### Görev yönergesi
Aşağıdaki 28 Şubat 1997 konulu yazıyı, son cümlesinden sonra gelecek şekilde sürdürün.

╭─ Seçilen metin

Çok soruldu ve sorgulandı darbe mi değil mi?

 

Açık ve net aynı gün Hulki CEVİZOĞLU “Ceviz Kabuğu” programında Genel Kurmay Başkanı Genel Sekreteri günün emekli Tüm Generali Erol ÖZKASNAK olayı “POSTMODERN DARBE”olarak kabul etmişti. Yukarıdaki olay sıcağı sıcağına 28 ŞUBAT 1997 de geçmiştir.

 

Peki bu kaos, ihtar, kulak çekme veya aba altından gösterilen sopaya niçin ihtiyaç duyulmuştu?  Aslında bardağın dolu tarafına bakarak iyimser yorumlar yapmak istiyorum fakat gelişen olaylar öylesine pazıl karesinde yerini buluyor ki artık “MIZRAK ÇUVALA GİRMİYOR.”  Bakıyorsunuz biri hata, diğeri kaza, müteakiben gelişen olaylarda ise pes dedirtecek aleni istek ve gayret var. Hatırlarsanız bir önceki yazımın başlığı ”Kral Çıplak”tı. Aynısını o gün de söyleyemediler. Kimse darbe (28 şubatı) diyemiyordu. Çünkü yemek pişmemişti. Yapılmak istenen reva olmadığı için o an bin yıl etkisinin kaybetmeyeceği sanılan bu balon, görüldüğü gibi üç sene ara ara gündeme geldi daha sonra esamesi bile okunmaz oldu çünkü “dağ fare doğurdu” yapılanlar hakkaniyete aykırıydı. Olan o günün basiretsiz, yaptıkları işten birbirinden haberdar olmayan idarecilerine oldu. Zararı kime? Tabi ki her zamanki gibi vatandaşa.

╰─
╭─ Verilen bilgiler

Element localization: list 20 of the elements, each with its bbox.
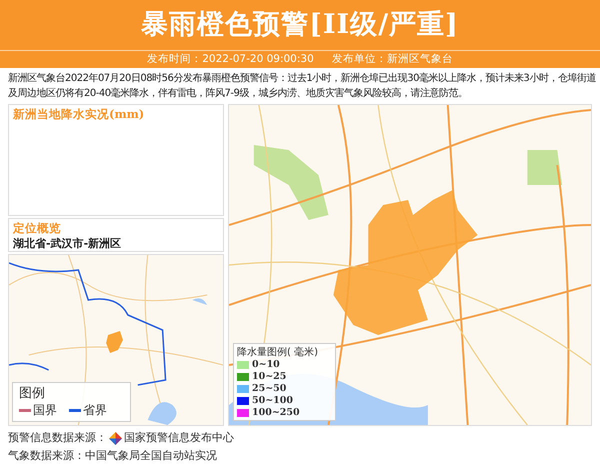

╰─

### Nihai sonuç
 

Hemen özetle senarist, aktörleri ve oyunu tekrar hatırlayalım: Dönemin BAŞBAKANI SN. ÇİLLER ve ORT. SHP.
Ülkede şeriatın geleceğine dair hatta islami kesimi bile rahatsız eden 7/24 mesaide aksaklık yaşatmayan aczmendiler, görevlerini hakkıyla ifa ediyorlardı. Diğer kesimlere “işte islamcılar” dedirtebilmek için, hatta çok iyi hatırlıyorum, o yıllarda “kökten dinci”, “radikal dinci” deyimleri günün moda deyimleriydi. Diğer aktörler ise herkesin artık TV ekranlarının vazgeçilmez jeneriği, F. ŞAHİN, A. KALKANCI, eşi Emire ERSOY harfiyen vazifede kusur ettirilmiyordu.

 

Tabi bu arada 3 Kasım 1996 ki yine efsane kaza Susurluk. Devleti, aşireti, milliyetçileri birbirine düşüren mi diyelim, buluşturan mı diyelim… Düşündükçe 28 Şubat’ın temellerinin görüldüğü çirkin bir kuyu ve infertilite sırrı hala açığa çıkmamış ama aslında bilinen bir rezalet. Aynı yılda kumarhaneleri kapatma kararı alan devlet, bakın nerede kumar oynatmış.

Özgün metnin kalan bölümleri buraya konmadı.